Exercise aim: Transcribe the stretch of the records from the line that contains "collapse-icon[interactable]: − [685, 211, 694, 220]" through the line that contains "collapse-icon[interactable]: - [358, 851, 367, 860]", both included, and nothing else.

------ Data listing

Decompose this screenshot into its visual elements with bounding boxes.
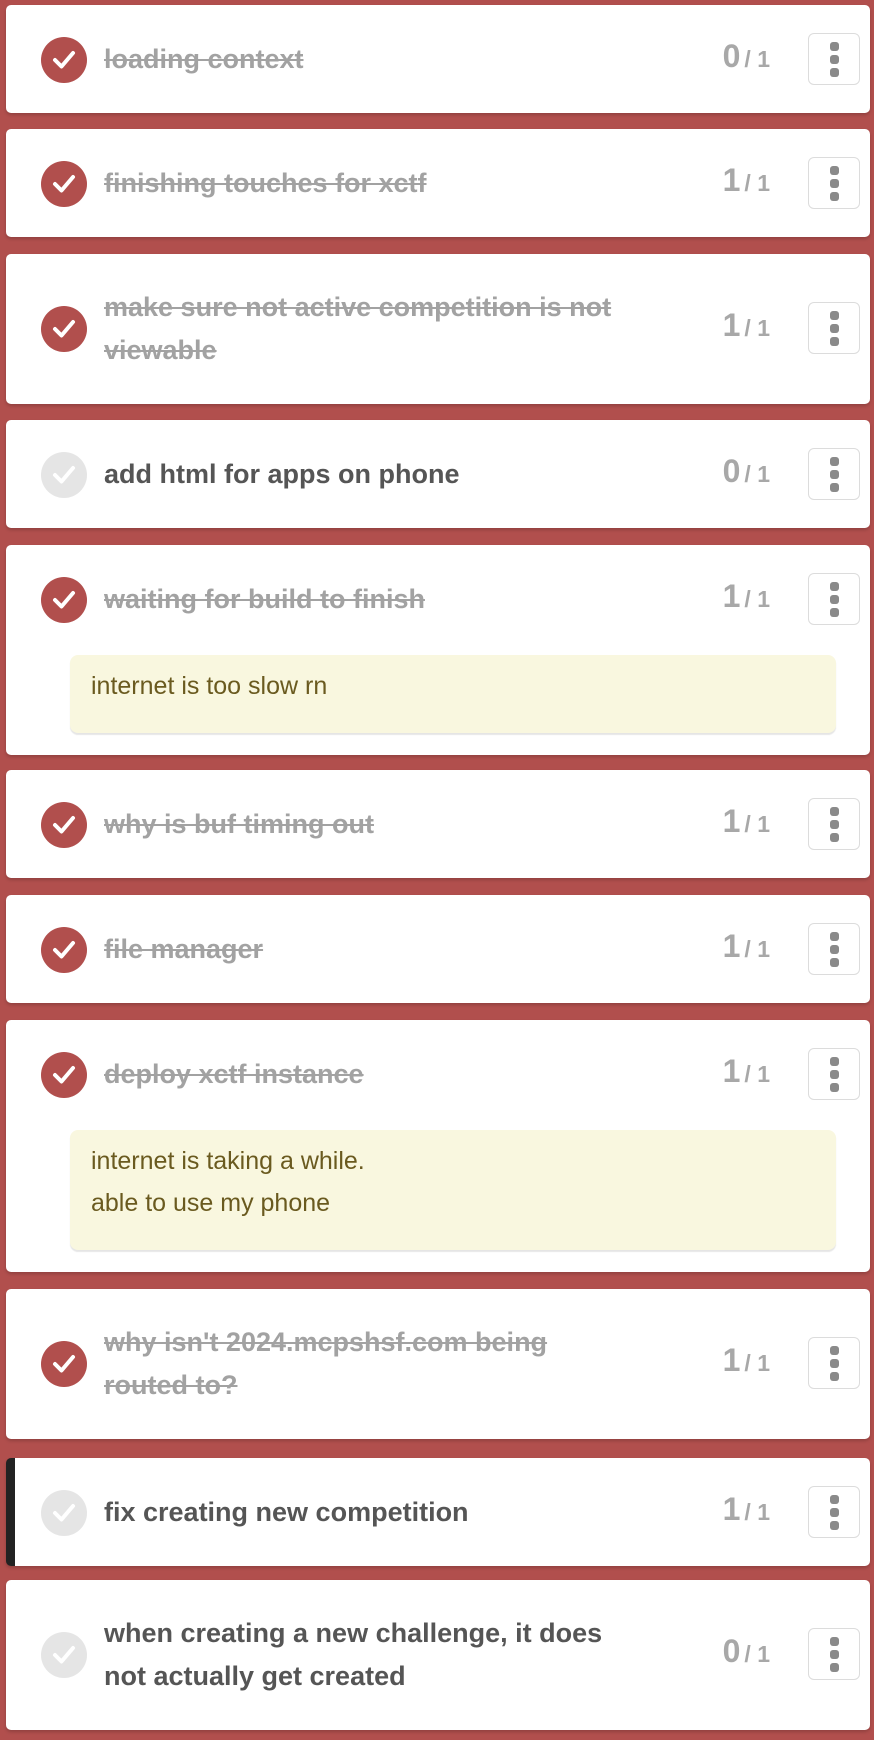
progress-count: 1	[722, 578, 741, 614]
checkmark-icon	[53, 941, 75, 959]
task-card: why is buf timing out 1/ 1	[6, 770, 870, 878]
progress-total: / 1	[744, 1641, 770, 1667]
progress-count: 1	[722, 307, 741, 343]
progress-count: 1	[722, 1342, 741, 1378]
checkmark-icon	[53, 591, 75, 609]
task-title: why isn't 2024.mcpshsf.com being routed …	[104, 1327, 548, 1400]
task-note: internet is taking a while. able to use …	[70, 1130, 836, 1250]
task-card: file manager 1/ 1	[6, 895, 870, 1003]
task-menu-button[interactable]	[808, 1337, 860, 1389]
task-card: make sure not active competition is not …	[6, 254, 870, 404]
task-menu-button[interactable]	[808, 798, 860, 850]
task-menu-button[interactable]	[808, 1486, 860, 1538]
checkmark-icon	[53, 1504, 75, 1522]
progress-count: 1	[722, 1053, 741, 1089]
task-title: deploy xctf instance	[104, 1059, 364, 1089]
checkmark-icon	[53, 320, 75, 338]
task-progress: 1/ 1	[723, 578, 770, 615]
task-checkbox[interactable]	[41, 161, 87, 207]
progress-total: / 1	[744, 936, 770, 962]
progress-total: / 1	[744, 46, 770, 72]
progress-total: / 1	[744, 315, 770, 341]
task-progress: 1/ 1	[723, 803, 770, 840]
task-title: waiting for build to finish	[104, 584, 425, 614]
progress-count: 1	[722, 803, 741, 839]
progress-count: 1	[722, 162, 741, 198]
progress-total: / 1	[744, 461, 770, 487]
progress-total: / 1	[744, 170, 770, 196]
task-title: fix creating new competition	[104, 1497, 469, 1527]
checkmark-icon	[53, 175, 75, 193]
task-progress: 1/ 1	[723, 1342, 770, 1379]
task-card-selected: fix creating new competition 1/ 1	[6, 1458, 870, 1566]
task-card: deploy xctf instance 1/ 1 internet is ta…	[6, 1020, 870, 1272]
task-menu-button[interactable]	[808, 448, 860, 500]
task-menu-button[interactable]	[808, 33, 860, 85]
task-progress: 1/ 1	[723, 1053, 770, 1090]
task-checkbox[interactable]	[41, 306, 87, 352]
task-checkbox[interactable]	[41, 1052, 87, 1098]
task-menu-button[interactable]	[808, 157, 860, 209]
task-title: add html for apps on phone	[104, 459, 460, 489]
progress-count: 0	[722, 453, 741, 489]
task-title: when creating a new challenge, it does n…	[104, 1618, 603, 1691]
task-card: finishing touches for xctf 1/ 1	[6, 129, 870, 237]
progress-count: 0	[722, 1633, 741, 1669]
task-checkbox[interactable]	[41, 577, 87, 623]
task-title: file manager	[104, 934, 264, 964]
task-card: when creating a new challenge, it does n…	[6, 1580, 870, 1730]
checkmark-icon	[53, 1646, 75, 1664]
checkmark-icon	[53, 816, 75, 834]
checkmark-icon	[53, 1355, 75, 1373]
task-checkbox[interactable]	[41, 1341, 87, 1387]
task-checkbox[interactable]	[41, 1632, 87, 1678]
task-progress: 1/ 1	[723, 162, 770, 199]
task-checkbox[interactable]	[41, 37, 87, 83]
task-progress: 1/ 1	[723, 307, 770, 344]
task-menu-button[interactable]	[808, 923, 860, 975]
task-checkbox[interactable]	[41, 927, 87, 973]
checkmark-icon	[53, 1066, 75, 1084]
task-progress: 1/ 1	[723, 1491, 770, 1528]
progress-total: / 1	[744, 1499, 770, 1525]
task-card: waiting for build to finish 1/ 1 interne…	[6, 545, 870, 755]
progress-total: / 1	[744, 586, 770, 612]
task-checkbox[interactable]	[41, 1490, 87, 1536]
task-note: internet is too slow rn	[70, 655, 836, 733]
progress-count: 0	[722, 38, 741, 74]
task-title: why is buf timing out	[104, 809, 374, 839]
task-menu-button[interactable]	[808, 1048, 860, 1100]
task-card: why isn't 2024.mcpshsf.com being routed …	[6, 1289, 870, 1439]
task-title: make sure not active competition is not …	[104, 292, 612, 365]
task-title: loading context	[104, 44, 304, 74]
progress-count: 1	[722, 1491, 741, 1527]
task-checkbox[interactable]	[41, 802, 87, 848]
task-checkbox[interactable]	[41, 452, 87, 498]
checkmark-icon	[53, 51, 75, 69]
progress-total: / 1	[744, 1061, 770, 1087]
task-card: add html for apps on phone 0/ 1	[6, 420, 870, 528]
task-progress: 0/ 1	[723, 453, 770, 490]
task-list: loading context 0/ 1 finishing touches f…	[0, 0, 874, 1740]
progress-count: 1	[722, 928, 741, 964]
progress-total: / 1	[744, 811, 770, 837]
task-progress: 0/ 1	[723, 1633, 770, 1670]
task-title: finishing touches for xctf	[104, 168, 427, 198]
task-menu-button[interactable]	[808, 302, 860, 354]
task-card: loading context 0/ 1	[6, 5, 870, 113]
task-progress: 0/ 1	[723, 38, 770, 75]
task-menu-button[interactable]	[808, 1628, 860, 1680]
task-progress: 1/ 1	[723, 928, 770, 965]
checkmark-icon	[53, 466, 75, 484]
task-menu-button[interactable]	[808, 573, 860, 625]
progress-total: / 1	[744, 1350, 770, 1376]
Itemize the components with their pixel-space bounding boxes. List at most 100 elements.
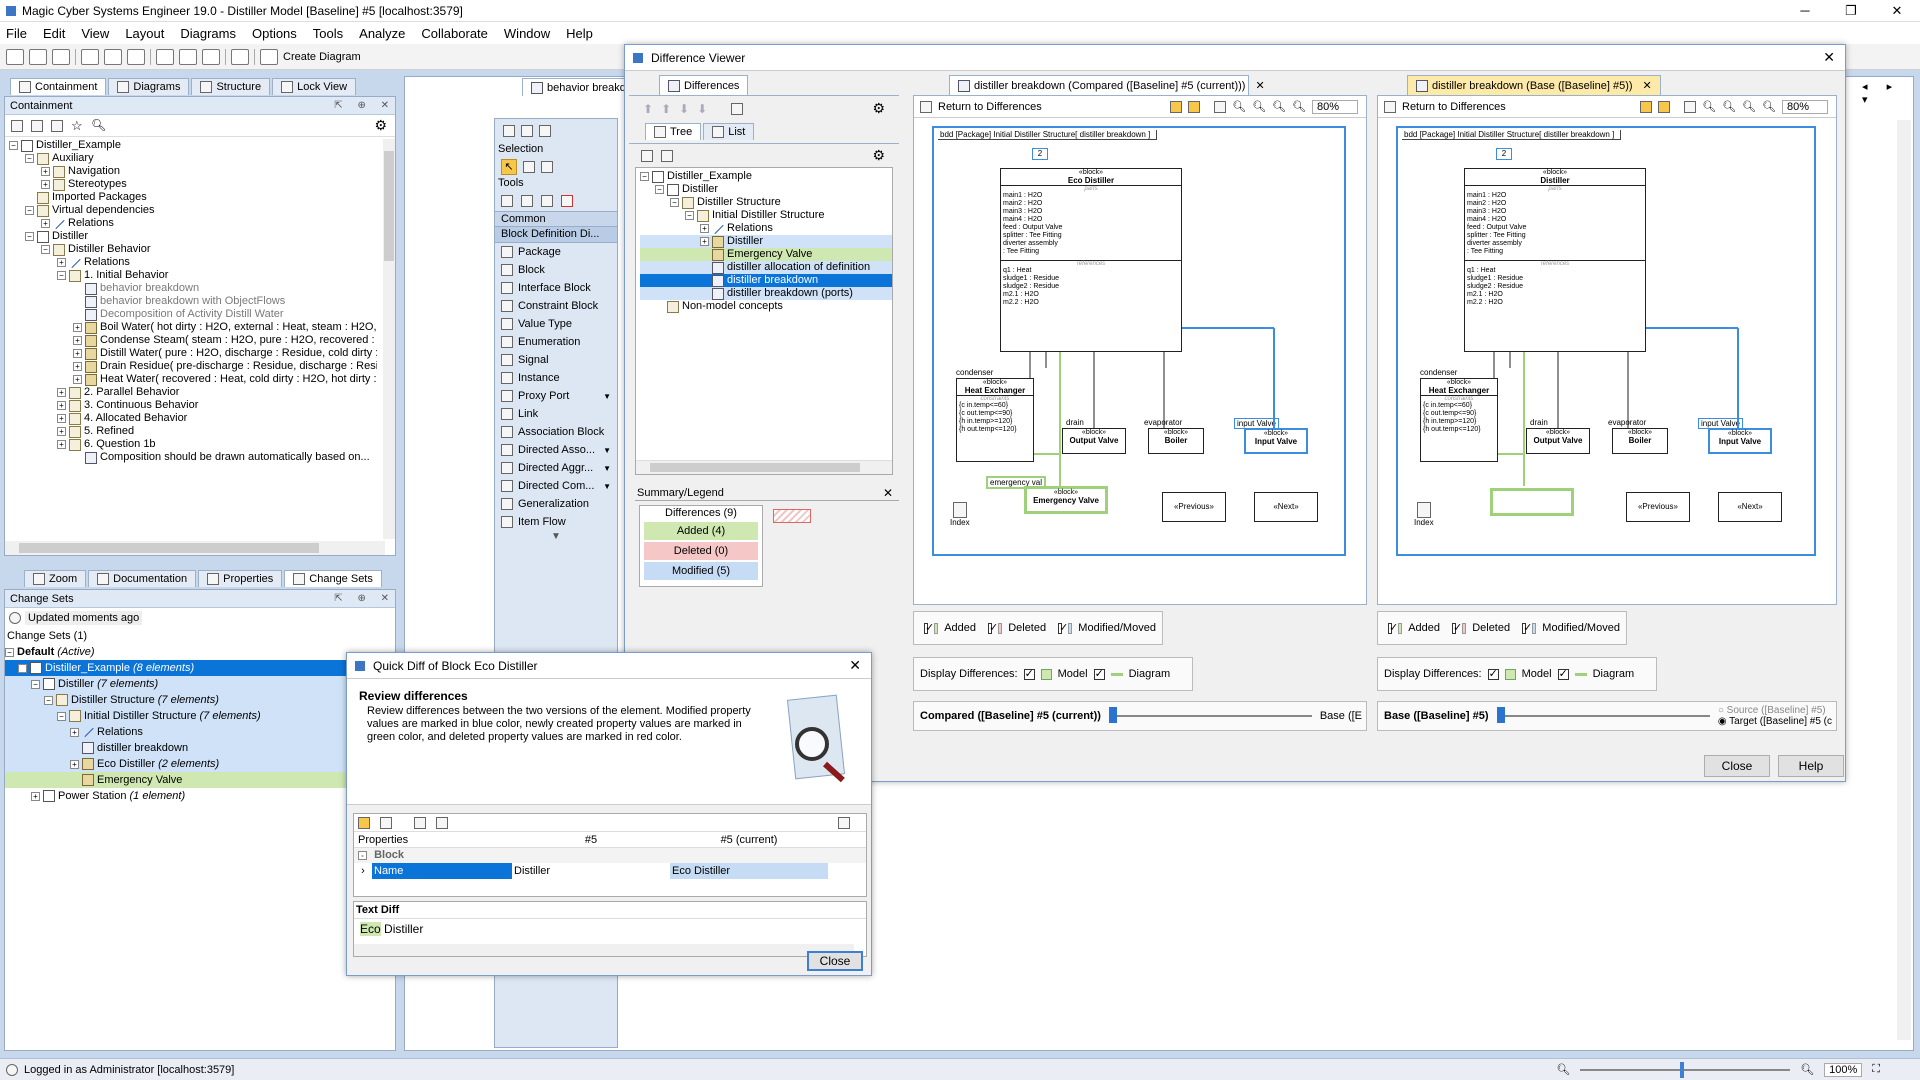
collapse-icon[interactable]: − [685, 211, 694, 220]
added-checkbox[interactable] [1388, 621, 1398, 634]
tree-item[interactable]: Non-model concepts [640, 300, 892, 313]
expand-icon[interactable]: + [41, 167, 50, 176]
return-to-differences-link[interactable]: Return to Differences [1402, 101, 1506, 113]
modified-checkbox[interactable] [1522, 621, 1533, 634]
expand-icon[interactable]: + [41, 180, 50, 189]
containment-vscrollbar[interactable] [383, 139, 395, 539]
collapse-icon[interactable]: − [44, 695, 53, 705]
version-slider[interactable] [1108, 707, 1312, 723]
tree-item[interactable]: +4. Allocated Behavior [9, 412, 377, 425]
size-icon[interactable] [541, 195, 553, 207]
tree-item[interactable]: − Default (Active) [5, 644, 395, 660]
tree-item[interactable]: − Distiller [640, 183, 892, 196]
menu-tools[interactable]: Tools [313, 26, 343, 41]
sync-icon[interactable] [1170, 100, 1183, 113]
layout-icon[interactable] [231, 48, 249, 65]
differences-hscrollbar[interactable] [636, 460, 892, 474]
expand-icon[interactable]: + [70, 759, 79, 769]
tree-item[interactable]: + Relations [640, 222, 892, 235]
tab-lock-view[interactable]: Lock View [272, 78, 357, 95]
zoom-in-icon[interactable]: 🔍︎ [1722, 100, 1736, 113]
zoom-fit-icon[interactable]: 🔍︎ [1232, 100, 1246, 113]
tree-item[interactable]: + Relations [9, 256, 377, 269]
tree-item[interactable]: distiller breakdown (ports) [640, 287, 892, 300]
collapse-icon[interactable]: - [358, 851, 367, 860]
undo-icon[interactable] [156, 48, 174, 65]
tree-item[interactable]: +2. Parallel Behavior [9, 386, 377, 399]
emergency-valve-block[interactable]: «block» Emergency Valve [1024, 486, 1108, 514]
tree-item[interactable]: Emergency Valve [640, 248, 892, 261]
palette-item-directed-asso-[interactable]: Directed Asso... ▼ [495, 441, 617, 459]
zoom-out-icon[interactable]: 🔍︎ [1272, 100, 1286, 113]
differences-tab[interactable]: Differences [659, 75, 749, 95]
tree-item[interactable]: + Relations [5, 724, 395, 740]
chevron-down-icon[interactable]: ▼ [603, 446, 611, 455]
first-diff-icon[interactable]: ⬆ [643, 102, 653, 116]
new-element-icon[interactable] [51, 119, 63, 132]
collapse-icon[interactable]: − [25, 232, 34, 241]
tree-item[interactable]: +6. Question 1b [9, 438, 377, 451]
summary-close-icon[interactable]: ✕ [883, 486, 893, 500]
chevron-down-icon[interactable]: ▼ [603, 392, 611, 401]
tab-documentation[interactable]: Documentation [88, 570, 197, 587]
zoom-in-icon[interactable]: 🔍︎ [1800, 1063, 1814, 1076]
tree-item[interactable]: − Distiller (7 elements) [5, 676, 395, 692]
version-slider[interactable] [1496, 707, 1710, 723]
collapse-icon[interactable]: − [57, 271, 66, 280]
return-to-differences-link[interactable]: Return to Differences [938, 101, 1042, 113]
tree-item[interactable]: − Auxiliary [9, 152, 377, 165]
close-window-button[interactable]: ✕ [1874, 0, 1920, 22]
fit-icon[interactable] [1658, 100, 1671, 113]
collapse-all-icon[interactable] [11, 119, 23, 132]
tab-structure[interactable]: Structure [191, 78, 271, 95]
zoom-slider[interactable] [1580, 1061, 1791, 1078]
expand-icon[interactable] [436, 816, 448, 829]
tab-properties[interactable]: Properties [198, 570, 283, 587]
output-valve-block[interactable]: «block» Output Valve [1526, 428, 1590, 454]
gear-icon[interactable]: ⚙ [374, 117, 387, 134]
tree-item[interactable]: + Navigation [9, 165, 377, 178]
expand-icon[interactable]: + [700, 237, 709, 246]
palette-item-interface-block[interactable]: Interface Block [495, 279, 617, 297]
boiler-block[interactable]: «block» Boiler [1612, 428, 1668, 454]
tree-item[interactable]: + Eco Distiller (2 elements) [5, 756, 395, 772]
collapse-all-icon[interactable] [661, 149, 673, 162]
collapse-icon[interactable]: − [655, 185, 664, 194]
diagram-vscrollbar[interactable] [1897, 120, 1911, 1040]
panel-controls[interactable]: ⇱ ⊕ ✕ [334, 593, 395, 604]
output-valve-block[interactable]: «block» Output Valve [1062, 428, 1126, 454]
main-block[interactable]: «block» Distiller parts main1 : H2O main2 : … [1464, 168, 1646, 352]
slider-thumb[interactable] [1496, 707, 1505, 723]
deleted-checkbox[interactable] [1452, 621, 1462, 634]
collapse-icon[interactable]: − [31, 679, 40, 689]
search-icon[interactable]: 🔍︎ [91, 119, 106, 132]
diff-help-button[interactable]: Help [1778, 755, 1844, 777]
new-icon[interactable] [6, 48, 24, 65]
tree-item[interactable]: distiller breakdown [640, 274, 892, 287]
view-mode-icon[interactable] [731, 102, 744, 115]
tree-item[interactable]: + Relations [9, 217, 377, 230]
source-radio[interactable]: ○ Source ([Baseline] #5) [1718, 705, 1832, 716]
slider-thumb[interactable] [1108, 707, 1117, 723]
export-icon[interactable] [838, 816, 850, 829]
last-diff-icon[interactable]: ⬇ [697, 102, 707, 116]
expand-all-icon[interactable] [31, 119, 43, 132]
palette-common-group[interactable]: Common [495, 211, 617, 227]
text-diff-hscrollbar[interactable] [354, 944, 854, 956]
expand-icon[interactable]: + [73, 349, 82, 358]
zoom-in-icon[interactable]: 🔍︎ [1252, 100, 1266, 113]
diagram-checkbox[interactable] [1093, 667, 1105, 680]
quick-diff-close-icon[interactable]: ✕ [849, 657, 861, 674]
text-icon[interactable] [561, 195, 573, 207]
expand-icon[interactable]: + [57, 427, 66, 436]
palette-item-generalization[interactable]: Generalization [495, 495, 617, 513]
tree-item[interactable]: − Distiller Structure [640, 196, 892, 209]
menu-collaborate[interactable]: Collaborate [421, 26, 488, 41]
palette-item-block[interactable]: Block [495, 261, 617, 279]
input-valve-block[interactable]: «block» Input Valve [1708, 428, 1772, 454]
model-checkbox[interactable] [1487, 667, 1499, 680]
palette-item-directed-aggr-[interactable]: Directed Aggr... ▼ [495, 459, 617, 477]
menu-help[interactable]: Help [566, 26, 593, 41]
forward-icon[interactable] [521, 125, 533, 137]
zoom-out-icon[interactable]: 🔍︎ [1556, 1063, 1570, 1076]
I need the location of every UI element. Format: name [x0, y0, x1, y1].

------------

Exercise answer:
collapse-icon[interactable]: − [685, 211, 694, 220]
added-checkbox[interactable] [1388, 621, 1398, 634]
tree-item[interactable]: Non-model concepts [640, 300, 892, 313]
expand-icon[interactable]: + [41, 167, 50, 176]
return-to-differences-link[interactable]: Return to Differences [1402, 101, 1506, 113]
modified-checkbox[interactable] [1522, 621, 1533, 634]
expand-icon[interactable]: + [41, 180, 50, 189]
containment-vscrollbar[interactable] [383, 139, 395, 539]
collapse-icon[interactable]: − [44, 695, 53, 705]
version-slider[interactable] [1108, 707, 1312, 723]
tree-item[interactable]: +4. Allocated Behavior [9, 412, 377, 425]
size-icon[interactable] [541, 195, 553, 207]
tree-item[interactable]: − Default (Active) [5, 644, 395, 660]
tree-item[interactable]: − Distiller [640, 183, 892, 196]
menu-tools[interactable]: Tools [313, 26, 343, 41]
sync-icon[interactable] [1170, 100, 1183, 113]
layout-icon[interactable] [231, 48, 249, 65]
differences-hscrollbar[interactable] [636, 460, 892, 474]
expand-icon[interactable]: + [70, 759, 79, 769]
tree-item[interactable]: + Relations [640, 222, 892, 235]
tab-lock-view[interactable]: Lock View [272, 78, 357, 95]
zoom-in-icon[interactable]: 🔍︎ [1722, 100, 1736, 113]
zoom-fit-icon[interactable]: 🔍︎ [1232, 100, 1246, 113]
tree-item[interactable]: + Relations [9, 256, 377, 269]
tree-item[interactable]: distiller breakdown (ports) [640, 287, 892, 300]
collapse-icon[interactable]: - [358, 851, 367, 860]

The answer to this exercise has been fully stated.